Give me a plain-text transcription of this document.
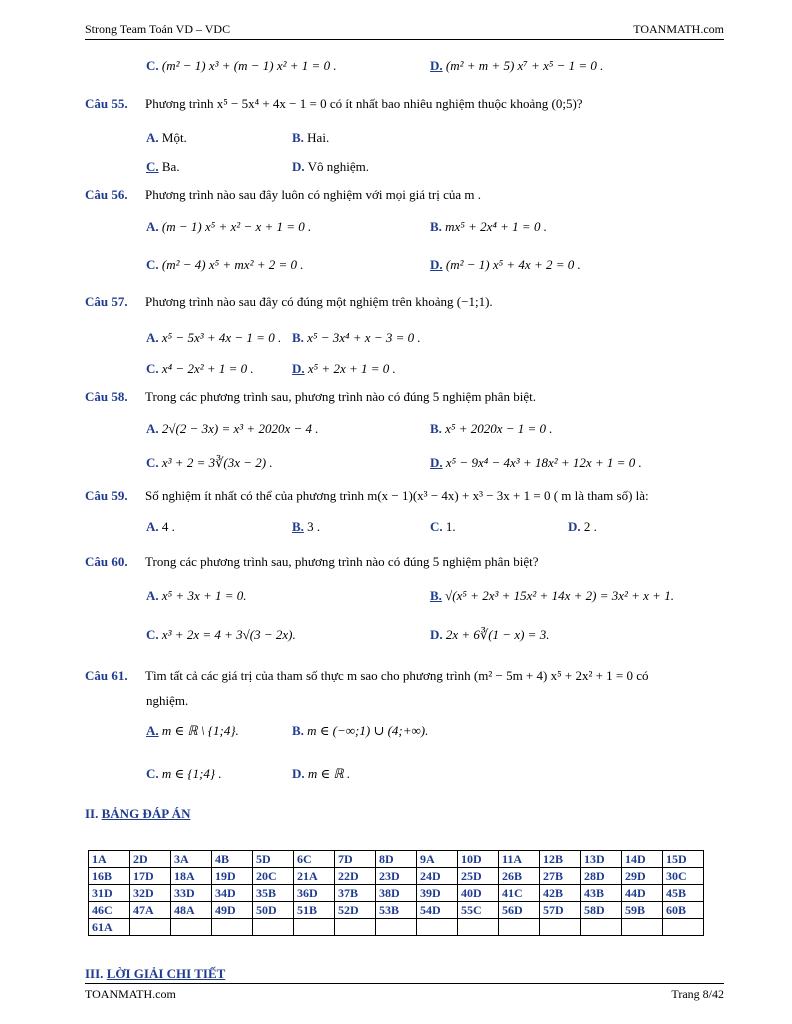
Strong Team Toán VD – VDC	TOANMATH.com
C. (m² − 1) x³ + (m − 1) x² + 1 = 0 .	D. (m² + m + 5) x⁷ + x⁵ − 1 = 0 .
Câu 55. Phương trình x⁵ − 5x⁴ + 4x − 1 = 0 có ít nhất bao nhiêu nghiệm thuộc khoảng (0;5)?
A. Một.	B. Hai.
C. Ba.	D. Vô nghiệm.
Câu 56. Phương trình nào sau đây luôn có nghiệm với mọi giá trị của m .
A. (m − 1) x⁵ + x² − x + 1 = 0 .	B. mx⁵ + 2x⁴ + 1 = 0 .
C. (m² − 4) x⁵ + mx² + 2 = 0 .	D. (m² − 1) x⁵ + 4x + 2 = 0 .
Câu 57. Phương trình nào sau đây có đúng một nghiệm trên khoảng (−1;1).
A. x⁵ − 5x³ + 4x − 1 = 0 . B. x⁵ − 3x⁴ + x − 3 = 0 .
C. x⁴ − 2x² + 1 = 0 .	D. x⁵ + 2x + 1 = 0 .
Câu 58. Trong các phương trình sau, phương trình nào có đúng 5 nghiệm phân biệt.
A. 2√(2 − 3x) = x³ + 2020x − 4 .	B. x⁵ + 2020x − 1 = 0 .
C. x³ + 2 = 3∛(3x − 2) .	D. x⁵ − 9x⁴ − 4x³ + 18x² + 12x + 1 = 0 .
Câu 59. Số nghiệm ít nhất có thể của phương trình m(x − 1)(x³ − 4x) + x³ − 3x + 1 = 0 ( m là tham số) là:
A. 4 .	B. 3 .	C. 1.	D. 2 .
Câu 60. Trong các phương trình sau, phương trình nào có đúng 5 nghiệm phân biệt?
A. x⁵ + 3x + 1 = 0.	B. √(x⁵ + 2x³ + 15x² + 14x + 2) = 3x² + x + 1.
C. x³ + 2x = 4 + 3√(3 − 2x).	D. 2x + 6∛(1 − x) = 3.
Câu 61. Tìm tất cả các giá trị của tham số thực m sao cho phương trình (m² − 5m + 4) x⁵ + 2x² + 1 = 0 có
nghiệm.
A. m ∈ ℝ \ {1;4}.	B. m ∈ (−∞;1) ∪ (4;+∞).
C. m ∈ {1;4} .	D. m ∈ ℝ .
II. BẢNG ĐÁP ÁN
1A	2D	3A	4B	5D	6C	7D	8D	9A	10D	11A	12B	13D	14D	15D
16B	17D	18A	19D	20C	21A	22D	23D	24D	25D	26B	27B	28D	29D	30C
31D	32D	33D	34D	35B	36D	37B	38D	39D	40D	41C	42B	43B	44D	45B
46C	47A	48A	49D	50D	51B	52D	53B	54D	55C	56D	57D	58D	59B	60B
61A														
III. LỜI GIẢI CHI TIẾT
TOANMATH.com	Trang 8/42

**Given task:** Write out the entries above verbatim; the pictures do not belong in your copy.

**Complete output:**
Give me a plain-text transcription of this document.
Strong Team Toán VD – VDC	TOANMATH.com
C. (m² − 1) x³ + (m − 1) x² + 1 = 0 .	D. (m² + m + 5) x⁷ + x⁵ − 1 = 0 .
Câu 55. Phương trình x⁵ − 5x⁴ + 4x − 1 = 0 có ít nhất bao nhiêu nghiệm thuộc khoảng (0;5)?
A. Một.	B. Hai.
C. Ba.	D. Vô nghiệm.
Câu 56. Phương trình nào sau đây luôn có nghiệm với mọi giá trị của m .
A. (m − 1) x⁵ + x² − x + 1 = 0 .	B. mx⁵ + 2x⁴ + 1 = 0 .
C. (m² − 4) x⁵ + mx² + 2 = 0 .	D. (m² − 1) x⁵ + 4x + 2 = 0 .
Câu 57. Phương trình nào sau đây có đúng một nghiệm trên khoảng (−1;1).
A. x⁵ − 5x³ + 4x − 1 = 0 . B. x⁵ − 3x⁴ + x − 3 = 0 .
C. x⁴ − 2x² + 1 = 0 .	D. x⁵ + 2x + 1 = 0 .
Câu 58. Trong các phương trình sau, phương trình nào có đúng 5 nghiệm phân biệt.
A. 2√(2 − 3x) = x³ + 2020x − 4 .	B. x⁵ + 2020x − 1 = 0 .
C. x³ + 2 = 3∛(3x − 2) .	D. x⁵ − 9x⁴ − 4x³ + 18x² + 12x + 1 = 0 .
Câu 59. Số nghiệm ít nhất có thể của phương trình m(x − 1)(x³ − 4x) + x³ − 3x + 1 = 0 ( m là tham số) là:
A. 4 .	B. 3 .	C. 1.	D. 2 .
Câu 60. Trong các phương trình sau, phương trình nào có đúng 5 nghiệm phân biệt?
A. x⁵ + 3x + 1 = 0.	B. √(x⁵ + 2x³ + 15x² + 14x + 2) = 3x² + x + 1.
C. x³ + 2x = 4 + 3√(3 − 2x).	D. 2x + 6∛(1 − x) = 3.
Câu 61. Tìm tất cả các giá trị của tham số thực m sao cho phương trình (m² − 5m + 4) x⁵ + 2x² + 1 = 0 có
nghiệm.
A. m ∈ ℝ \ {1;4}.	B. m ∈ (−∞;1) ∪ (4;+∞).
C. m ∈ {1;4} .	D. m ∈ ℝ .
II. BẢNG ĐÁP ÁN
1A	2D	3A	4B	5D	6C	7D	8D	9A	10D	11A	12B	13D	14D	15D
16B	17D	18A	19D	20C	21A	22D	23D	24D	25D	26B	27B	28D	29D	30C
31D	32D	33D	34D	35B	36D	37B	38D	39D	40D	41C	42B	43B	44D	45B
46C	47A	48A	49D	50D	51B	52D	53B	54D	55C	56D	57D	58D	59B	60B
61A														
III. LỜI GIẢI CHI TIẾT
TOANMATH.com	Trang 8/42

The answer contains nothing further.